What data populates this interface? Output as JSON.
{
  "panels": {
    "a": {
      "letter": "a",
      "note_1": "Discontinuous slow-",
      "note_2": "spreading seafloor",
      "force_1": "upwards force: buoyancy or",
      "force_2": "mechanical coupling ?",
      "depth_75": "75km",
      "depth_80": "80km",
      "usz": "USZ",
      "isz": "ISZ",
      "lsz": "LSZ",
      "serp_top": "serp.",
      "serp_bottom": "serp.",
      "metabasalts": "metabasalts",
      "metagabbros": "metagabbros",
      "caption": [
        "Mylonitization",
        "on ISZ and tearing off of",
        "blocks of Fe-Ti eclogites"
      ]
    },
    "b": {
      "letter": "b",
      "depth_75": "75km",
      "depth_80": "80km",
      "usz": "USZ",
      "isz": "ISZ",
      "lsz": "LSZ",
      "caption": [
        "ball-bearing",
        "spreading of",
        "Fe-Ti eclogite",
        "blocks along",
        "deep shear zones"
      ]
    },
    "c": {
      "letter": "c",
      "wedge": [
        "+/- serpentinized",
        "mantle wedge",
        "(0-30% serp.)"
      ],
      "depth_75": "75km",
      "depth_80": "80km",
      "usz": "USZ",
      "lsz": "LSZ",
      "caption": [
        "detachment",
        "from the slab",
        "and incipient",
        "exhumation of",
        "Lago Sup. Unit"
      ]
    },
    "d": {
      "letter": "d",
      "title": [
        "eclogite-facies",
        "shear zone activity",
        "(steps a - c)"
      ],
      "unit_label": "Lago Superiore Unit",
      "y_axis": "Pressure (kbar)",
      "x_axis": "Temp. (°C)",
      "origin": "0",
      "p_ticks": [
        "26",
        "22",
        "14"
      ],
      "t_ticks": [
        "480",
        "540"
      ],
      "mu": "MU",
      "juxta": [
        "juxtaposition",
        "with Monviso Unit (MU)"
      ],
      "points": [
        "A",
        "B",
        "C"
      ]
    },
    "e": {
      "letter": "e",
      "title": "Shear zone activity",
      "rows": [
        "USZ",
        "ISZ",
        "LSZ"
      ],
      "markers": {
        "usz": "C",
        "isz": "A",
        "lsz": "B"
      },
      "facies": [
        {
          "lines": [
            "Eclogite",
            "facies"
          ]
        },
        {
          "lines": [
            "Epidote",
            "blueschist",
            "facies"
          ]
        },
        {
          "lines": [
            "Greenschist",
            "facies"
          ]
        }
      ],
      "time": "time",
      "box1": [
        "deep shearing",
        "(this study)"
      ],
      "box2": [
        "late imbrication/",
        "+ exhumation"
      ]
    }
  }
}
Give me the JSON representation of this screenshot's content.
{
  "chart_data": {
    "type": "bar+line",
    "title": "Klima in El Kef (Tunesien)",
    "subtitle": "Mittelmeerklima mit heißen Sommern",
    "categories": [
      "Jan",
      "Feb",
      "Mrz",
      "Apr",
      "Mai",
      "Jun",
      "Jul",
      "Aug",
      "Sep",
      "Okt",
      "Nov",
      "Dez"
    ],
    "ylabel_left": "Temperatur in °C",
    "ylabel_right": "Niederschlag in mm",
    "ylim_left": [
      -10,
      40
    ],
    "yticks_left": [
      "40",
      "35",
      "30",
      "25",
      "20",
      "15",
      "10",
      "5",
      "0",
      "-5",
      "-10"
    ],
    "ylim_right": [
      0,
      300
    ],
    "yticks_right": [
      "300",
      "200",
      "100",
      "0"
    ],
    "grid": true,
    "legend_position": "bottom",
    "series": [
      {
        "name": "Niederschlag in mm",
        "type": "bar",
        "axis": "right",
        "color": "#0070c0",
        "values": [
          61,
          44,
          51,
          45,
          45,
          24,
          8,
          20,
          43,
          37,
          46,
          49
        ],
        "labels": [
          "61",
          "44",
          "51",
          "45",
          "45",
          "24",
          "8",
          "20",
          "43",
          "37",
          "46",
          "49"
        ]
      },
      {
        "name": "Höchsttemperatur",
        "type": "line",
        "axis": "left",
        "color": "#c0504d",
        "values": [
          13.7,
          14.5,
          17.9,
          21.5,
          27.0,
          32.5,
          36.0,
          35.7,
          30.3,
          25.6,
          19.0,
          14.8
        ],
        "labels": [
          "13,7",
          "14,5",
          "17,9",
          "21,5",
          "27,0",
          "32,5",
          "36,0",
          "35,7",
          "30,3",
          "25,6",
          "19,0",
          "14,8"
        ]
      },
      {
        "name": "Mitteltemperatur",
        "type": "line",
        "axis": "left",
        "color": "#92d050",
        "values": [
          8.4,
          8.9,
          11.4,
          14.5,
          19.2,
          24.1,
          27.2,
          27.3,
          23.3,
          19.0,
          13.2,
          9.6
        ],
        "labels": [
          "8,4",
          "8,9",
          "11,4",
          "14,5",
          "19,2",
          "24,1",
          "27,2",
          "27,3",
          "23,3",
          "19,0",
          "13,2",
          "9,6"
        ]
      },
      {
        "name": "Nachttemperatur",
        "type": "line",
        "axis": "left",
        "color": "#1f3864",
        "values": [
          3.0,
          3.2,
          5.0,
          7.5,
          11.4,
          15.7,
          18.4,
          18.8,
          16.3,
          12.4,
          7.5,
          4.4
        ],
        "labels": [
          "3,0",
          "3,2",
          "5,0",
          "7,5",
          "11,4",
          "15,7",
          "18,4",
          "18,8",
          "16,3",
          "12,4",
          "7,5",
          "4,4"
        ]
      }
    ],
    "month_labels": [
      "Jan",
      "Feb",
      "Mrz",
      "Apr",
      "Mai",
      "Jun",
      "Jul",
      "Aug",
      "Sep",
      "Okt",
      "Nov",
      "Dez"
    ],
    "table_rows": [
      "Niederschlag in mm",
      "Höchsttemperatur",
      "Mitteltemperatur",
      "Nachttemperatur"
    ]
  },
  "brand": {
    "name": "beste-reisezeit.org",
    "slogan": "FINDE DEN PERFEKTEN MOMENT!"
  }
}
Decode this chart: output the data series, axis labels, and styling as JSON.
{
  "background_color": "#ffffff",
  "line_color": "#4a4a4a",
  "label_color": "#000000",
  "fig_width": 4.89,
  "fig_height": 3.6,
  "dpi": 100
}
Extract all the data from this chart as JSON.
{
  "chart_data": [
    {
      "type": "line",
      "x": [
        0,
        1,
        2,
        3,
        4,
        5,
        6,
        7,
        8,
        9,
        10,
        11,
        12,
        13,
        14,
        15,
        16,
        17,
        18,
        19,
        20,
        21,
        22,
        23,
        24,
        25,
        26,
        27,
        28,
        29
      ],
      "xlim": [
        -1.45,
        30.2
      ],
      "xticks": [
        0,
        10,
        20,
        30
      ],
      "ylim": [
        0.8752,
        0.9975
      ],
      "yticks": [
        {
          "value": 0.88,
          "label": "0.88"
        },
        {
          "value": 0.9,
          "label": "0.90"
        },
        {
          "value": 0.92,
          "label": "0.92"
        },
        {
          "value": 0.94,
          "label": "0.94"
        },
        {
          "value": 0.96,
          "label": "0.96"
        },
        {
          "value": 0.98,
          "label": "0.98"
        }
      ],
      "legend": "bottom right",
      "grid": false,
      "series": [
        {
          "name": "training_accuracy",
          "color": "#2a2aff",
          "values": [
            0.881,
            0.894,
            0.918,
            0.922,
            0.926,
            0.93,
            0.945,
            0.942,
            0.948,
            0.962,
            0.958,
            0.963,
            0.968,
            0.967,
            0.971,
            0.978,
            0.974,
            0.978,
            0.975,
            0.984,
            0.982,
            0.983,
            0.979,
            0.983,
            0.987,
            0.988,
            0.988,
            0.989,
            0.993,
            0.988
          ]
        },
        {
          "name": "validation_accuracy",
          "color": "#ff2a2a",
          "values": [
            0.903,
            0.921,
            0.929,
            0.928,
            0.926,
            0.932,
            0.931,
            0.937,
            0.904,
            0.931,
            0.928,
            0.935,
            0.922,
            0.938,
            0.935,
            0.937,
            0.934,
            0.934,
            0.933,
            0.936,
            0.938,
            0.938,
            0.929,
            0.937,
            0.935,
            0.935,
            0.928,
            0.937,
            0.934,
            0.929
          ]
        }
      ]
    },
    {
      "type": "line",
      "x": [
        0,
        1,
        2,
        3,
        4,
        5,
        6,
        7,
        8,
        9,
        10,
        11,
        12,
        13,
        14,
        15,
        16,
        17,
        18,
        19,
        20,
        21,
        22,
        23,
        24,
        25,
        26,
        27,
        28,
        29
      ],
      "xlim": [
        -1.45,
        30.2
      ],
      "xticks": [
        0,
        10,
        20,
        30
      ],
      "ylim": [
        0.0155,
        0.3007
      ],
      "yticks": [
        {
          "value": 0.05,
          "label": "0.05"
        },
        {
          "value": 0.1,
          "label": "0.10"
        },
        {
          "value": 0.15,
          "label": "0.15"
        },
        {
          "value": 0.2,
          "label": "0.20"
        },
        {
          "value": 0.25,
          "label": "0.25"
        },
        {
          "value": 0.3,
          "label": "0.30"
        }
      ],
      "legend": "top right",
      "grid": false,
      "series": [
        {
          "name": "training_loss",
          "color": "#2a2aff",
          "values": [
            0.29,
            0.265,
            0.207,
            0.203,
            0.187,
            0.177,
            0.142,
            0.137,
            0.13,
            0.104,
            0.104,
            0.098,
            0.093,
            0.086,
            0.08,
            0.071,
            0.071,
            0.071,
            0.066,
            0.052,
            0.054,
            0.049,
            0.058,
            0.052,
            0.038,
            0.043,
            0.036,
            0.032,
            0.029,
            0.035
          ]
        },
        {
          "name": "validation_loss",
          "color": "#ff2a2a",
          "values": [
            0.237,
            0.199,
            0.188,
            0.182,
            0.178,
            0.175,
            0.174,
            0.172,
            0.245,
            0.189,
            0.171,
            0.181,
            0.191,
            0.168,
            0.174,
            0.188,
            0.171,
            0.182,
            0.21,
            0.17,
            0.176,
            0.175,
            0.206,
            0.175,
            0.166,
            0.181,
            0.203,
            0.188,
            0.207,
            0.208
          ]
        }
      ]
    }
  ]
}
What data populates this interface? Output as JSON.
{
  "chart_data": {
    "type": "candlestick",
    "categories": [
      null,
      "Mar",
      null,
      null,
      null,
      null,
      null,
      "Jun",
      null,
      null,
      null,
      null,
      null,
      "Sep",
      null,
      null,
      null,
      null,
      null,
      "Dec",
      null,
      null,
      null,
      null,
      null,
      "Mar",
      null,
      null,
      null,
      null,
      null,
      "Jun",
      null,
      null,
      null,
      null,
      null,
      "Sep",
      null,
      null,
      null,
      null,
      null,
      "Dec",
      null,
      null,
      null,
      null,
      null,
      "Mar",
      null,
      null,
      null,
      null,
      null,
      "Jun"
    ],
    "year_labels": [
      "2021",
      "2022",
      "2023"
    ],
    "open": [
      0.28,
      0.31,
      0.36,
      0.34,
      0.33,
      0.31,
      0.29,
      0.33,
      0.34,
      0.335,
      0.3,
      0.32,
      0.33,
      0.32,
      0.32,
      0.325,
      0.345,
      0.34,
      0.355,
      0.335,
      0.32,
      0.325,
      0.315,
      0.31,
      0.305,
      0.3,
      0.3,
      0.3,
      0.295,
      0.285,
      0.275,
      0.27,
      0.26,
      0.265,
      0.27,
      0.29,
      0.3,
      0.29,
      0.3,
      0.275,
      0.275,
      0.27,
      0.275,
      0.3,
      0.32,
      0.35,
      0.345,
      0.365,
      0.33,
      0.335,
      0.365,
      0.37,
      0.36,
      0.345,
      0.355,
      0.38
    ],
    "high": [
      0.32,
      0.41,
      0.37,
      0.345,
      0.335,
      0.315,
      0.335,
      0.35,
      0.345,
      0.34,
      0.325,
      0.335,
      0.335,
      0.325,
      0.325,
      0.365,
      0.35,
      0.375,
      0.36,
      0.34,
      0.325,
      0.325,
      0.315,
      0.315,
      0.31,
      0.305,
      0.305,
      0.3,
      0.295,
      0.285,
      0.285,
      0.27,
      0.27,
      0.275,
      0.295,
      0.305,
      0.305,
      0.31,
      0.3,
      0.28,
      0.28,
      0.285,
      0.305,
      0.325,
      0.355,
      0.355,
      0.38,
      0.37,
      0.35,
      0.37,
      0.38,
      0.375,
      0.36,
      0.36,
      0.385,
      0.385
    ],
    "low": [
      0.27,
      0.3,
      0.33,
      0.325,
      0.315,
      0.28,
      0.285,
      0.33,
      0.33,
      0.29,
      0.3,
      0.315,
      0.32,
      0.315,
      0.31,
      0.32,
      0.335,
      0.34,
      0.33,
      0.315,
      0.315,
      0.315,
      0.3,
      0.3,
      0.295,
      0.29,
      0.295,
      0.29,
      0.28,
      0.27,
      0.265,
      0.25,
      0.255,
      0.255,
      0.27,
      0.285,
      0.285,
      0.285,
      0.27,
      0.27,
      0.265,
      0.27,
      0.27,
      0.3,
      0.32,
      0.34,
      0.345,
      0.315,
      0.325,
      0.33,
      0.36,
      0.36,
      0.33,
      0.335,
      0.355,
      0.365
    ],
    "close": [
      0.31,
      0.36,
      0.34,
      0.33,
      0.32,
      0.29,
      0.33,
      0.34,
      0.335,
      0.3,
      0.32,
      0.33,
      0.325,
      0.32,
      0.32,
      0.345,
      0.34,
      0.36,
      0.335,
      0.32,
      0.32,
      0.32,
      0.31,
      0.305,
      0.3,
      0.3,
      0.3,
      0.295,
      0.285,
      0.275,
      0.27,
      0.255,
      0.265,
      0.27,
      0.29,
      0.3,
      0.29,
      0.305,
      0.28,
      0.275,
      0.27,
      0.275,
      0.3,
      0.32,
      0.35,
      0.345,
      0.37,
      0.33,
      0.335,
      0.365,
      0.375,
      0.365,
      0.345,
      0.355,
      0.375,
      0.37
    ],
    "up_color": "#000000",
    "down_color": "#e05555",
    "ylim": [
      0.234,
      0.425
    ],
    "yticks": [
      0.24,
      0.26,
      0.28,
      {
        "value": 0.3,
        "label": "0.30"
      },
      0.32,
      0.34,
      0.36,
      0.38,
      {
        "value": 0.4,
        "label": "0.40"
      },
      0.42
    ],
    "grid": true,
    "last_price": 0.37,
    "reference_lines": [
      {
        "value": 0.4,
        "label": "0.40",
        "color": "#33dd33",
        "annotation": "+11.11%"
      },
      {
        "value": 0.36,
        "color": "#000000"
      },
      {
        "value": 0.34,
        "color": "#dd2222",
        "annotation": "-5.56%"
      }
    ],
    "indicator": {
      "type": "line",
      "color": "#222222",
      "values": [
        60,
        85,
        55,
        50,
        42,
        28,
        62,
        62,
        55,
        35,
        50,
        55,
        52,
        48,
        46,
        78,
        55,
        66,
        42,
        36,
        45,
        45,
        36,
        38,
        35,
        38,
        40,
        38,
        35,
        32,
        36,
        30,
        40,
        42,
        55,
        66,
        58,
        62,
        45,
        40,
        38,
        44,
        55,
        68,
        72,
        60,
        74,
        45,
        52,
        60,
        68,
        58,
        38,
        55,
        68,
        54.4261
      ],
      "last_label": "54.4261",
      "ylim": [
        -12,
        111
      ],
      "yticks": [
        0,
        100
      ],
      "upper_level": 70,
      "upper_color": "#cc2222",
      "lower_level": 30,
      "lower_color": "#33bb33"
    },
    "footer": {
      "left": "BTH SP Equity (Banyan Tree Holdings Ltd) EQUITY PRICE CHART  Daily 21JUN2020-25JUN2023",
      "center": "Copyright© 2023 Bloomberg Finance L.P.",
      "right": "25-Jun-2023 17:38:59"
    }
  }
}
--------
Given instruction: Using the listing, collect all lines in which the string "JSON" is found.

Expected answer:
What data populates this interface? Output as JSON.
Give me the JSON representation of this screenshot's content.
Decode this chart: output the data series, axis labels, and styling as JSON.
Extract all the data from this chart as JSON.
What data populates this interface? Output as JSON.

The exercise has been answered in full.